• **DIRECTION**
Lines containing the word "JSON" are to be counted; state their number and nothing further.

• **EXERCISE INPUTS**
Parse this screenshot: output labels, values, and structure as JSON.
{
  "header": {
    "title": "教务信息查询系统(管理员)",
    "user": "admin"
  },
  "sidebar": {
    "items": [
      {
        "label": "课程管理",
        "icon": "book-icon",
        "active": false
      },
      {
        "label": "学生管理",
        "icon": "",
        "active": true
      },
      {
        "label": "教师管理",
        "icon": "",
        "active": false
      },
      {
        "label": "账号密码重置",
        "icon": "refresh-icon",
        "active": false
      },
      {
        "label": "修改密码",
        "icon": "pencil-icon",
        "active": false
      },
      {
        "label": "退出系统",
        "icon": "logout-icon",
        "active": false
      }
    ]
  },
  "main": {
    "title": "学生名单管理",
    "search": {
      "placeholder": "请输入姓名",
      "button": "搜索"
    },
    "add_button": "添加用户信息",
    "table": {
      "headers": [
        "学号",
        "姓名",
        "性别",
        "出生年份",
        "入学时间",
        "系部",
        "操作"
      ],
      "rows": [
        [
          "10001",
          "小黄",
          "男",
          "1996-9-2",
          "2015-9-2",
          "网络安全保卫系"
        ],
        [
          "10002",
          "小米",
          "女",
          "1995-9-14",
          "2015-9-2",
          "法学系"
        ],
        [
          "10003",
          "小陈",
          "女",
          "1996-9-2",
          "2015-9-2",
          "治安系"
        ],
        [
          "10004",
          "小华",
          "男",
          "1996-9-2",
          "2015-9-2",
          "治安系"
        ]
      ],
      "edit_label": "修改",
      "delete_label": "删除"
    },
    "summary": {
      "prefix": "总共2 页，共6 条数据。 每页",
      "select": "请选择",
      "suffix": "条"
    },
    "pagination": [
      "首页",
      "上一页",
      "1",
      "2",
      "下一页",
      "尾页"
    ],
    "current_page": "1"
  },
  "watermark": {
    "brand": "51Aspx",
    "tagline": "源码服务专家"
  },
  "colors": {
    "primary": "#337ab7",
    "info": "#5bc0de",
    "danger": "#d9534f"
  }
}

...

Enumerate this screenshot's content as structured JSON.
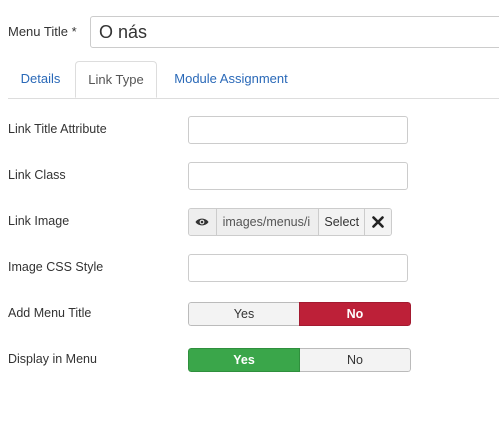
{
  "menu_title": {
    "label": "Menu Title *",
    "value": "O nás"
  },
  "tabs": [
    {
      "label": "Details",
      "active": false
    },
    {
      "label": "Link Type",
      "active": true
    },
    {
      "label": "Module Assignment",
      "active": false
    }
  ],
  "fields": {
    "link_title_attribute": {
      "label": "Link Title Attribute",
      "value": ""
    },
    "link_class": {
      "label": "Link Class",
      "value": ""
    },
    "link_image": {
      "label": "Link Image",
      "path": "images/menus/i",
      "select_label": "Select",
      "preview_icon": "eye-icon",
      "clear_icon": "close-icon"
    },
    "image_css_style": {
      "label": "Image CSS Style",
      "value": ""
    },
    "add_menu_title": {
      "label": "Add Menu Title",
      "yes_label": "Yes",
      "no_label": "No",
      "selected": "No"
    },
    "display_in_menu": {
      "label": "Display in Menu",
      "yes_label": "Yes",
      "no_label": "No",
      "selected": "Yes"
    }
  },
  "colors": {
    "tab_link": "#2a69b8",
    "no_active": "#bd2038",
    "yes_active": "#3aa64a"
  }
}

• **SOLVED PROBLEM**
2